● Required work
Copy out lines with the word "πλαισίου" from the material that follows.

● Records supplied

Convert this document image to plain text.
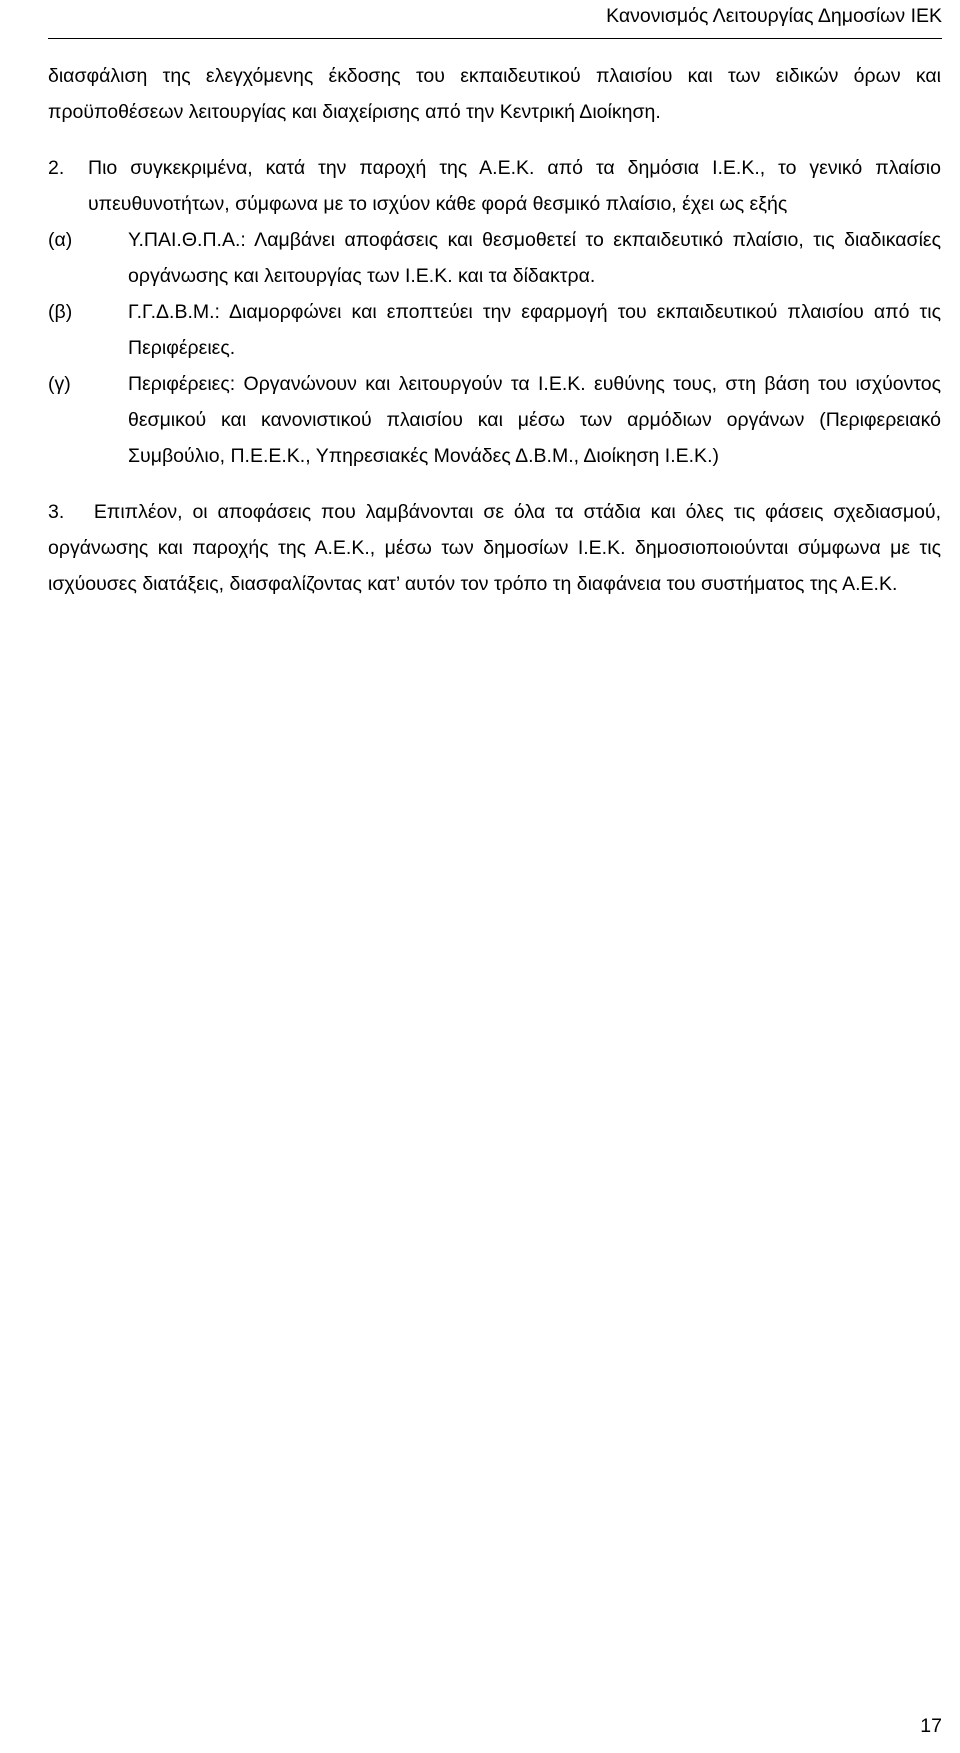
Κανονισμός Λειτουργίας Δημοσίων ΙΕΚ

διασφάλιση της ελεγχόμενης έκδοσης του εκπαιδευτικού πλαισίου και των ειδικών όρων και προϋποθέσεων λειτουργίας και διαχείρισης από την Κεντρική Διοίκηση.

2. Πιο συγκεκριμένα, κατά την παροχή της Α.Ε.Κ. από τα δημόσια Ι.Ε.Κ., το γενικό πλαίσιο υπευθυνοτήτων, σύμφωνα με το ισχύον κάθε φορά θεσμικό πλαίσιο, έχει ως εξής

(α)	Υ.ΠΑΙ.Θ.Π.Α.: Λαμβάνει αποφάσεις και θεσμοθετεί το εκπαιδευτικό πλαίσιο, τις διαδικασίες οργάνωσης και λειτουργίας των Ι.Ε.Κ. και τα δίδακτρα.

(β)	Γ.Γ.Δ.Β.Μ.: Διαμορφώνει και εποπτεύει την εφαρμογή του εκπαιδευτικού πλαισίου από τις Περιφέρειες.

(γ)	Περιφέρειες: Οργανώνουν και λειτουργούν τα Ι.Ε.Κ. ευθύνης τους, στη βάση του ισχύοντος θεσμικού και κανονιστικού πλαισίου και μέσω των αρμόδιων οργάνων (Περιφερειακό Συμβούλιο, Π.Ε.Ε.Κ., Υπηρεσιακές Μονάδες Δ.Β.Μ., Διοίκηση Ι.Ε.Κ.)

3. Επιπλέον, οι αποφάσεις που λαμβάνονται σε όλα τα στάδια και όλες τις φάσεις σχεδιασμού, οργάνωσης και παροχής της Α.Ε.Κ., μέσω των δημοσίων Ι.Ε.Κ. δημοσιοποιούνται σύμφωνα με τις ισχύουσες διατάξεις, διασφαλίζοντας κατ’ αυτόν τον τρόπο τη διαφάνεια του συστήματος της Α.Ε.Κ.

17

● Correct result
διασφάλιση της ελεγχόμενης έκδοσης του εκπαιδευτικού πλαισίου και των ειδικών όρων και προϋποθέσεων λειτουργίας και διαχείρισης από την Κεντρική Διοίκηση.
(β)	Γ.Γ.Δ.Β.Μ.: Διαμορφώνει και εποπτεύει την εφαρμογή του εκπαιδευτικού πλαισίου από τις Περιφέρειες.
(γ)	Περιφέρειες: Οργανώνουν και λειτουργούν τα Ι.Ε.Κ. ευθύνης τους, στη βάση του ισχύοντος θεσμικού και κανονιστικού πλαισίου και μέσω των αρμόδιων οργάνων (Περιφερειακό Συμβούλιο, Π.Ε.Ε.Κ., Υπηρεσιακές Μονάδες Δ.Β.Μ., Διοίκηση Ι.Ε.Κ.)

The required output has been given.